> [Problem requirements]: Copy every entry word for word. Skip the pictures.

(Dataset items)
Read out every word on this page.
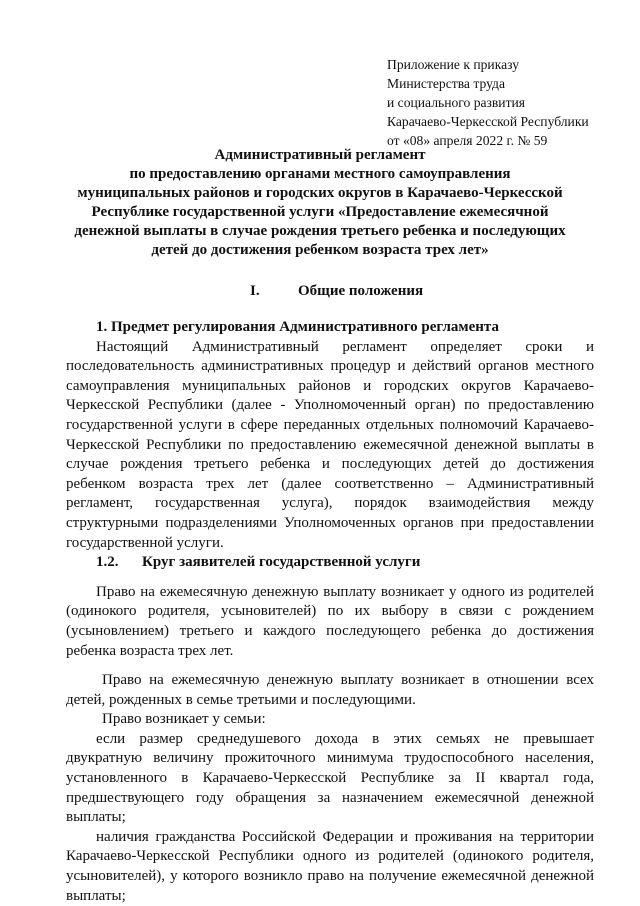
Приложение к приказу
Министерства труда
и социального развития
Карачаево-Черкесской Республики
от «08» апреля 2022 г. № 59
Административный регламент
по предоставлению органами местного самоуправления
муниципальных районов и городских округов в Карачаево-Черкесской
Республике государственной услуги «Предоставление ежемесячной
денежной выплаты в случае рождения третьего ребенка и последующих
детей до достижения ребенком возраста трех лет»
I.	Общие положения
1. Предмет регулирования Административного регламента
Настоящий Административный регламент определяет сроки и
последовательность административных процедур и действий органов местного
самоуправления муниципальных районов и городских округов Карачаево-
Черкесской Республики (далее - Уполномоченный орган) по предоставлению
государственной услуги в сфере переданных отдельных полномочий Карачаево-
Черкесской Республики по предоставлению ежемесячной денежной выплаты в
случае рождения третьего ребенка и последующих детей до достижения
ребенком возраста трех лет (далее соответственно – Административный
регламент, государственная услуга), порядок взаимодействия между
структурными подразделениями Уполномоченных органов при предоставлении
государственной услуги.
1.2. Круг заявителей государственной услуги
Право на ежемесячную денежную выплату возникает у одного из родителей
(одинокого родителя, усыновителей) по их выбору в связи с рождением
(усыновлением) третьего и каждого последующего ребенка до достижения
ребенка возраста трех лет.
Право на ежемесячную денежную выплату возникает в отношении всех
детей, рожденных в семье третьими и последующими.
Право возникает у семьи:
если размер среднедушевого дохода в этих семьях не превышает
двукратную величину прожиточного минимума трудоспособного населения,
установленного в Карачаево-Черкесской Республике за II квартал года,
предшествующего году обращения за назначением ежемесячной денежной
выплаты;
наличия гражданства Российской Федерации и проживания на территории
Карачаево-Черкесской Республики одного из родителей (одинокого родителя,
усыновителей), у которого возникло право на получение ежемесячной денежной
выплаты;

> [Exercise answer]:
Read out every word on this page.
Приложение к приказу
Министерства труда
и социального развития
Карачаево-Черкесской Республики
от «08» апреля 2022 г. № 59
Административный регламент
по предоставлению органами местного самоуправления
муниципальных районов и городских округов в Карачаево-Черкесской
Республике государственной услуги «Предоставление ежемесячной
денежной выплаты в случае рождения третьего ребенка и последующих
детей до достижения ребенком возраста трех лет»
I.	Общие положения
1. Предмет регулирования Административного регламента
Настоящий Административный регламент определяет сроки и
последовательность административных процедур и действий органов местного
самоуправления муниципальных районов и городских округов Карачаево-
Черкесской Республики (далее - Уполномоченный орган) по предоставлению
государственной услуги в сфере переданных отдельных полномочий Карачаево-
Черкесской Республики по предоставлению ежемесячной денежной выплаты в
случае рождения третьего ребенка и последующих детей до достижения
ребенком возраста трех лет (далее соответственно – Административный
регламент, государственная услуга), порядок взаимодействия между
структурными подразделениями Уполномоченных органов при предоставлении
государственной услуги.
1.2. Круг заявителей государственной услуги
Право на ежемесячную денежную выплату возникает у одного из родителей
(одинокого родителя, усыновителей) по их выбору в связи с рождением
(усыновлением) третьего и каждого последующего ребенка до достижения
ребенка возраста трех лет.
Право на ежемесячную денежную выплату возникает в отношении всех
детей, рожденных в семье третьими и последующими.
Право возникает у семьи:
если размер среднедушевого дохода в этих семьях не превышает
двукратную величину прожиточного минимума трудоспособного населения,
установленного в Карачаево-Черкесской Республике за II квартал года,
предшествующего году обращения за назначением ежемесячной денежной
выплаты;
наличия гражданства Российской Федерации и проживания на территории
Карачаево-Черкесской Республики одного из родителей (одинокого родителя,
усыновителей), у которого возникло право на получение ежемесячной денежной
выплаты;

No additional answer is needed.